# Exercise aim
How many lines of the records hold the string "label"? Reply with the number alone.

═════ Extracted entries ═════

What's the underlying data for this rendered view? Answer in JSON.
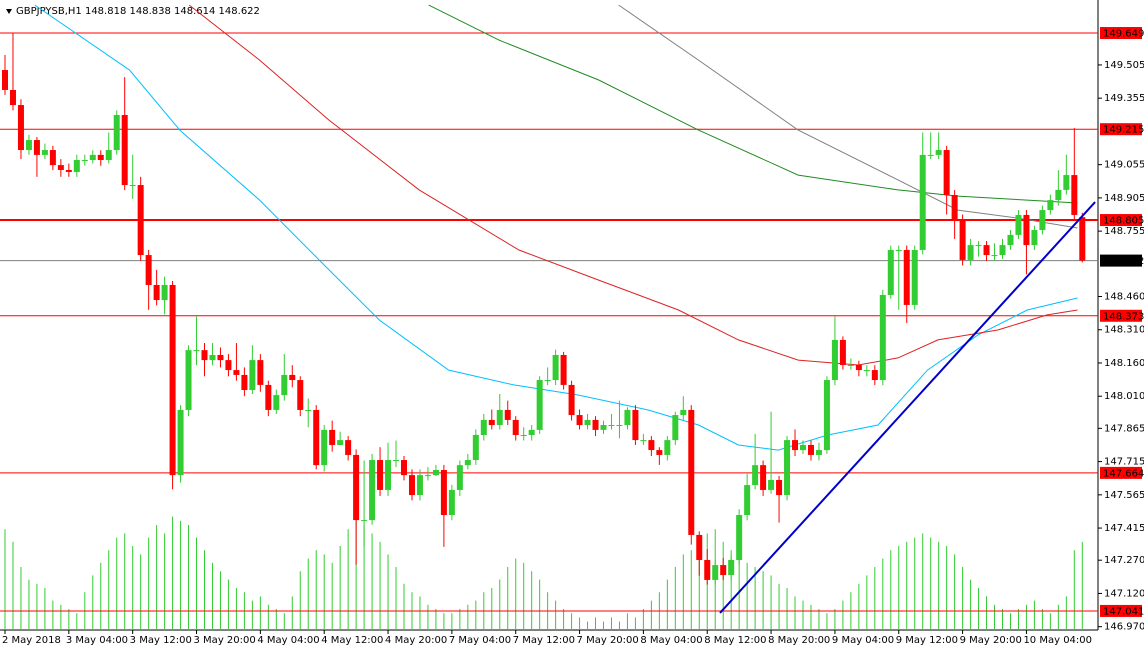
{
  "chart_data": {
    "type": "candlestick",
    "title": "GBPJPYSB,H1  148.818 148.838 148.614 148.622",
    "ylim": [
      146.955,
      149.798
    ],
    "yticks": [
      149.505,
      149.355,
      149.055,
      148.905,
      148.755,
      {
        "value": 148.46,
        "label": "148.460"
      },
      {
        "value": 148.31,
        "label": "148.310"
      },
      {
        "value": 148.16,
        "label": "148.160"
      },
      {
        "value": 148.01,
        "label": "148.010"
      },
      147.865,
      147.715,
      147.565,
      147.415,
      {
        "value": 147.27,
        "label": "147.270"
      },
      {
        "value": 147.12,
        "label": "147.120"
      },
      {
        "value": 146.97,
        "label": "146.970"
      }
    ],
    "categories": [
      "2 May 2018",
      null,
      null,
      null,
      null,
      null,
      null,
      null,
      "3 May 04:00",
      null,
      null,
      null,
      null,
      null,
      null,
      null,
      "3 May 12:00",
      null,
      null,
      null,
      null,
      null,
      null,
      null,
      "3 May 20:00",
      null,
      null,
      null,
      null,
      null,
      null,
      null,
      "4 May 04:00",
      null,
      null,
      null,
      null,
      null,
      null,
      null,
      "4 May 12:00",
      null,
      null,
      null,
      null,
      null,
      null,
      null,
      "4 May 20:00",
      null,
      null,
      null,
      null,
      null,
      null,
      null,
      "7 May 04:00",
      null,
      null,
      null,
      null,
      null,
      null,
      null,
      "7 May 12:00",
      null,
      null,
      null,
      null,
      null,
      null,
      null,
      "7 May 20:00",
      null,
      null,
      null,
      null,
      null,
      null,
      null,
      "8 May 04:00",
      null,
      null,
      null,
      null,
      null,
      null,
      null,
      "8 May 12:00",
      null,
      null,
      null,
      null,
      null,
      null,
      null,
      "8 May 20:00",
      null,
      null,
      null,
      null,
      null,
      null,
      null,
      "9 May 04:00",
      null,
      null,
      null,
      null,
      null,
      null,
      null,
      "9 May 12:00",
      null,
      null,
      null,
      null,
      null,
      null,
      null,
      "9 May 20:00",
      null,
      null,
      null,
      null,
      null,
      null,
      null,
      "10 May 04:00",
      null,
      null,
      null,
      null,
      null,
      null,
      null
    ],
    "bull_color": "#32cd32",
    "bear_color": "#ff0000",
    "ohlc": [
      [
        149.482,
        149.55,
        149.37,
        149.392
      ],
      [
        149.392,
        149.65,
        149.3,
        149.324
      ],
      [
        149.324,
        149.35,
        149.08,
        149.121
      ],
      [
        149.121,
        149.19,
        149.1,
        149.166
      ],
      [
        149.166,
        149.18,
        149.0,
        149.099
      ],
      [
        149.099,
        149.15,
        149.08,
        149.121
      ],
      [
        149.121,
        149.14,
        149.03,
        149.053
      ],
      [
        149.053,
        149.08,
        149.0,
        149.031
      ],
      [
        149.031,
        149.06,
        149.0,
        149.022
      ],
      [
        149.022,
        149.1,
        149.0,
        149.076
      ],
      [
        149.076,
        149.1,
        149.05,
        149.076
      ],
      [
        149.076,
        149.12,
        149.06,
        149.099
      ],
      [
        149.099,
        149.12,
        149.05,
        149.076
      ],
      [
        149.076,
        149.2,
        149.06,
        149.121
      ],
      [
        149.121,
        149.3,
        149.1,
        149.279
      ],
      [
        149.279,
        149.45,
        148.94,
        148.963
      ],
      [
        148.963,
        149.1,
        148.9,
        148.963
      ],
      [
        148.963,
        149.0,
        148.62,
        148.647
      ],
      [
        148.647,
        148.67,
        148.4,
        148.512
      ],
      [
        148.512,
        148.58,
        148.42,
        148.444
      ],
      [
        148.444,
        148.55,
        148.38,
        148.512
      ],
      [
        148.512,
        148.53,
        147.59,
        147.654
      ],
      [
        147.654,
        147.97,
        147.62,
        147.948
      ],
      [
        147.948,
        148.24,
        147.92,
        148.218
      ],
      [
        148.218,
        148.37,
        148.15,
        148.218
      ],
      [
        148.218,
        148.25,
        148.1,
        148.173
      ],
      [
        148.173,
        148.25,
        148.15,
        148.196
      ],
      [
        148.196,
        148.23,
        148.14,
        148.173
      ],
      [
        148.173,
        148.2,
        148.1,
        148.128
      ],
      [
        148.128,
        148.25,
        148.08,
        148.106
      ],
      [
        148.106,
        148.14,
        148.01,
        148.038
      ],
      [
        148.038,
        148.24,
        148.02,
        148.173
      ],
      [
        148.173,
        148.2,
        148.03,
        148.061
      ],
      [
        148.061,
        148.08,
        147.92,
        147.948
      ],
      [
        147.948,
        148.04,
        147.93,
        148.015
      ],
      [
        148.015,
        148.2,
        147.99,
        148.106
      ],
      [
        148.106,
        148.15,
        148.05,
        148.083
      ],
      [
        148.083,
        148.1,
        147.92,
        147.948
      ],
      [
        147.948,
        148.0,
        147.87,
        147.948
      ],
      [
        147.948,
        147.97,
        147.68,
        147.699
      ],
      [
        147.699,
        147.88,
        147.67,
        147.858
      ],
      [
        147.858,
        147.9,
        147.76,
        147.79
      ],
      [
        147.79,
        147.85,
        147.79,
        147.812
      ],
      [
        147.812,
        147.83,
        147.72,
        147.745
      ],
      [
        147.745,
        147.77,
        147.25,
        147.451
      ],
      [
        147.451,
        147.72,
        147.33,
        147.451
      ],
      [
        147.451,
        147.75,
        147.43,
        147.722
      ],
      [
        147.722,
        147.78,
        147.56,
        147.587
      ],
      [
        147.587,
        147.8,
        147.56,
        147.722
      ],
      [
        147.722,
        147.81,
        147.69,
        147.722
      ],
      [
        147.722,
        147.74,
        147.63,
        147.654
      ],
      [
        147.654,
        147.68,
        147.54,
        147.564
      ],
      [
        147.564,
        147.68,
        147.54,
        147.654
      ],
      [
        147.654,
        147.69,
        147.63,
        147.654
      ],
      [
        147.654,
        147.7,
        147.65,
        147.677
      ],
      [
        147.677,
        147.7,
        147.33,
        147.474
      ],
      [
        147.474,
        147.61,
        147.45,
        147.587
      ],
      [
        147.587,
        147.72,
        147.56,
        147.699
      ],
      [
        147.699,
        147.75,
        147.68,
        147.722
      ],
      [
        147.722,
        147.86,
        147.7,
        147.835
      ],
      [
        147.835,
        147.93,
        147.81,
        147.903
      ],
      [
        147.903,
        147.95,
        147.86,
        147.88
      ],
      [
        147.88,
        148.02,
        147.86,
        147.948
      ],
      [
        147.948,
        147.99,
        147.88,
        147.903
      ],
      [
        147.903,
        147.92,
        147.81,
        147.835
      ],
      [
        147.835,
        147.87,
        147.81,
        147.835
      ],
      [
        147.835,
        147.88,
        147.81,
        147.858
      ],
      [
        147.858,
        148.1,
        147.84,
        148.083
      ],
      [
        148.083,
        148.14,
        148.06,
        148.083
      ],
      [
        148.083,
        148.22,
        148.06,
        148.196
      ],
      [
        148.196,
        148.21,
        148.04,
        148.061
      ],
      [
        148.061,
        148.08,
        147.9,
        147.925
      ],
      [
        147.925,
        147.95,
        147.86,
        147.88
      ],
      [
        147.88,
        147.93,
        147.86,
        147.903
      ],
      [
        147.903,
        147.92,
        147.83,
        147.858
      ],
      [
        147.858,
        147.9,
        147.84,
        147.88
      ],
      [
        147.88,
        147.93,
        147.86,
        147.88
      ],
      [
        147.88,
        147.99,
        147.82,
        147.88
      ],
      [
        147.88,
        147.96,
        147.86,
        147.948
      ],
      [
        147.948,
        147.97,
        147.79,
        147.812
      ],
      [
        147.812,
        147.84,
        147.79,
        147.812
      ],
      [
        147.812,
        147.83,
        147.74,
        147.767
      ],
      [
        147.767,
        147.78,
        147.7,
        147.745
      ],
      [
        147.745,
        147.83,
        147.72,
        147.812
      ],
      [
        147.812,
        147.94,
        147.79,
        147.925
      ],
      [
        147.925,
        148.01,
        147.9,
        147.948
      ],
      [
        147.948,
        147.97,
        147.34,
        147.384
      ],
      [
        147.384,
        147.4,
        147.2,
        147.271
      ],
      [
        147.271,
        147.32,
        147.16,
        147.181
      ],
      [
        147.181,
        147.27,
        147.16,
        147.248
      ],
      [
        147.248,
        147.28,
        147.18,
        147.203
      ],
      [
        147.203,
        147.29,
        147.18,
        147.271
      ],
      [
        147.271,
        147.5,
        147.25,
        147.474
      ],
      [
        147.474,
        147.66,
        147.45,
        147.609
      ],
      [
        147.609,
        147.84,
        147.59,
        147.699
      ],
      [
        147.699,
        147.72,
        147.56,
        147.587
      ],
      [
        147.587,
        147.94,
        147.57,
        147.632
      ],
      [
        147.632,
        147.65,
        147.44,
        147.564
      ],
      [
        147.564,
        147.83,
        147.54,
        147.812
      ],
      [
        147.812,
        147.86,
        147.74,
        147.767
      ],
      [
        147.767,
        147.81,
        147.75,
        147.79
      ],
      [
        147.79,
        147.81,
        147.72,
        147.745
      ],
      [
        147.745,
        147.8,
        147.72,
        147.767
      ],
      [
        147.767,
        148.1,
        147.75,
        148.083
      ],
      [
        148.083,
        148.37,
        148.06,
        148.264
      ],
      [
        148.264,
        148.28,
        148.13,
        148.151
      ],
      [
        148.151,
        148.18,
        148.13,
        148.151
      ],
      [
        148.151,
        148.17,
        148.1,
        148.128
      ],
      [
        148.128,
        148.15,
        148.1,
        148.128
      ],
      [
        148.128,
        148.15,
        148.06,
        148.083
      ],
      [
        148.083,
        148.49,
        148.06,
        148.467
      ],
      [
        148.467,
        148.69,
        148.45,
        148.67
      ],
      [
        148.67,
        148.69,
        148.4,
        148.67
      ],
      [
        148.67,
        148.69,
        148.34,
        148.422
      ],
      [
        148.422,
        148.69,
        148.4,
        148.67
      ],
      [
        148.67,
        149.2,
        148.65,
        149.099
      ],
      [
        149.099,
        149.2,
        149.08,
        149.099
      ],
      [
        149.099,
        149.2,
        149.08,
        149.121
      ],
      [
        149.121,
        149.14,
        148.83,
        148.918
      ],
      [
        148.918,
        148.94,
        148.72,
        148.805
      ],
      [
        148.805,
        148.83,
        148.6,
        148.625
      ],
      [
        148.625,
        148.72,
        148.6,
        148.692
      ],
      [
        148.692,
        148.71,
        148.64,
        148.692
      ],
      [
        148.692,
        148.71,
        148.62,
        148.647
      ],
      [
        148.647,
        148.7,
        148.62,
        148.647
      ],
      [
        148.647,
        148.72,
        148.63,
        148.692
      ],
      [
        148.692,
        148.76,
        148.67,
        148.738
      ],
      [
        148.738,
        148.85,
        148.72,
        148.828
      ],
      [
        148.828,
        148.85,
        148.56,
        148.692
      ],
      [
        148.692,
        148.78,
        148.67,
        148.76
      ],
      [
        148.76,
        148.87,
        148.74,
        148.85
      ],
      [
        148.85,
        148.92,
        148.83,
        148.895
      ],
      [
        148.895,
        149.03,
        148.87,
        148.941
      ],
      [
        148.941,
        149.1,
        148.92,
        149.008
      ],
      [
        149.008,
        149.22,
        148.8,
        148.828
      ],
      [
        148.818,
        148.838,
        148.614,
        148.622
      ]
    ],
    "volume": {
      "color": "#32cd32",
      "vlim": [
        0,
        15000
      ],
      "values": [
        2400,
        2100,
        1500,
        1200,
        1100,
        1000,
        700,
        600,
        500,
        400,
        900,
        1300,
        1600,
        1900,
        2200,
        2300,
        2000,
        1800,
        2200,
        2500,
        2300,
        2700,
        2600,
        2500,
        2200,
        1900,
        1600,
        1400,
        1200,
        1000,
        900,
        700,
        800,
        600,
        500,
        400,
        800,
        1400,
        1700,
        1900,
        1800,
        1600,
        2000,
        2400,
        2800,
        2500,
        2300,
        2100,
        1800,
        1500,
        1100,
        900,
        800,
        600,
        500,
        400,
        400,
        500,
        600,
        700,
        900,
        1000,
        1200,
        1500,
        1700,
        1600,
        1400,
        1200,
        900,
        700,
        500,
        400,
        300,
        200,
        300,
        200,
        300,
        200,
        400,
        300,
        500,
        700,
        900,
        1200,
        1500,
        1800,
        1900,
        2100,
        2300,
        2400,
        2100,
        1900,
        1700,
        1600,
        1500,
        1400,
        1300,
        1100,
        1000,
        800,
        700,
        600,
        500,
        400,
        500,
        700,
        900,
        1100,
        1300,
        1500,
        1700,
        1900,
        2000,
        2100,
        2200,
        2300,
        2200,
        2100,
        2000,
        1800,
        1500,
        1200,
        1000,
        800,
        600,
        500,
        400,
        500,
        600,
        700,
        500,
        400,
        600,
        800,
        1900,
        2100
      ]
    },
    "moving_averages": [
      {
        "color": "#00bfff",
        "x": [
          3.75,
          15.6,
          21.9,
          31.9,
          40.6,
          46.9,
          55.6,
          63.75,
          71.9,
          80.6,
          86.9,
          91.9,
          96.9,
          103.1,
          109.4,
          115.6,
          121.9,
          128.1,
          134.4
        ],
        "values": [
          149.775,
          149.482,
          149.211,
          148.895,
          148.58,
          148.354,
          148.128,
          148.061,
          148.015,
          147.948,
          147.88,
          147.79,
          147.767,
          147.835,
          147.88,
          148.128,
          148.286,
          148.399,
          148.453
        ]
      },
      {
        "color": "#dd2222",
        "x": [
          23.1,
          31.9,
          40.6,
          51.9,
          64.4,
          74.4,
          84.4,
          91.9,
          99.4,
          106.9,
          111.9,
          116.9,
          124.4,
          130.6,
          134.4
        ],
        "values": [
          149.775,
          149.527,
          149.256,
          148.941,
          148.67,
          148.534,
          148.399,
          148.264,
          148.173,
          148.151,
          148.183,
          148.264,
          148.309,
          148.377,
          148.399
        ]
      },
      {
        "color": "#228b22",
        "x": [
          53.1,
          61.9,
          74.4,
          86.9,
          99.4,
          111.9,
          119.4,
          128.1,
          134.4
        ],
        "values": [
          149.775,
          149.617,
          149.437,
          149.211,
          149.008,
          148.941,
          148.913,
          148.895,
          148.882
        ]
      },
      {
        "color": "#808080",
        "x": [
          76.9,
          86.9,
          99.4,
          111.9,
          119.4,
          126.9,
          134.4
        ],
        "values": [
          149.775,
          149.527,
          149.211,
          148.986,
          148.85,
          148.814,
          148.769
        ]
      }
    ],
    "trendline": {
      "color": "#0000cc",
      "x": [
        89.6,
        136.6
      ],
      "values": [
        147.032,
        148.886
      ]
    },
    "levels": [
      {
        "value": 149.649,
        "color": "#ff0000",
        "width": 1
      },
      {
        "value": 149.215,
        "color": "#ff0000",
        "width": 1
      },
      {
        "value": 148.805,
        "color": "#ff0000",
        "width": 2
      },
      {
        "value": 148.622,
        "color": "#808080",
        "width": 1,
        "box": "#000000"
      },
      {
        "value": 148.373,
        "color": "#ff0000",
        "width": 1
      },
      {
        "value": 147.664,
        "color": "#ff0000",
        "width": 1
      },
      {
        "value": 147.041,
        "color": "#ff0000",
        "width": 1
      }
    ]
  }
}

═════

# Task solution
7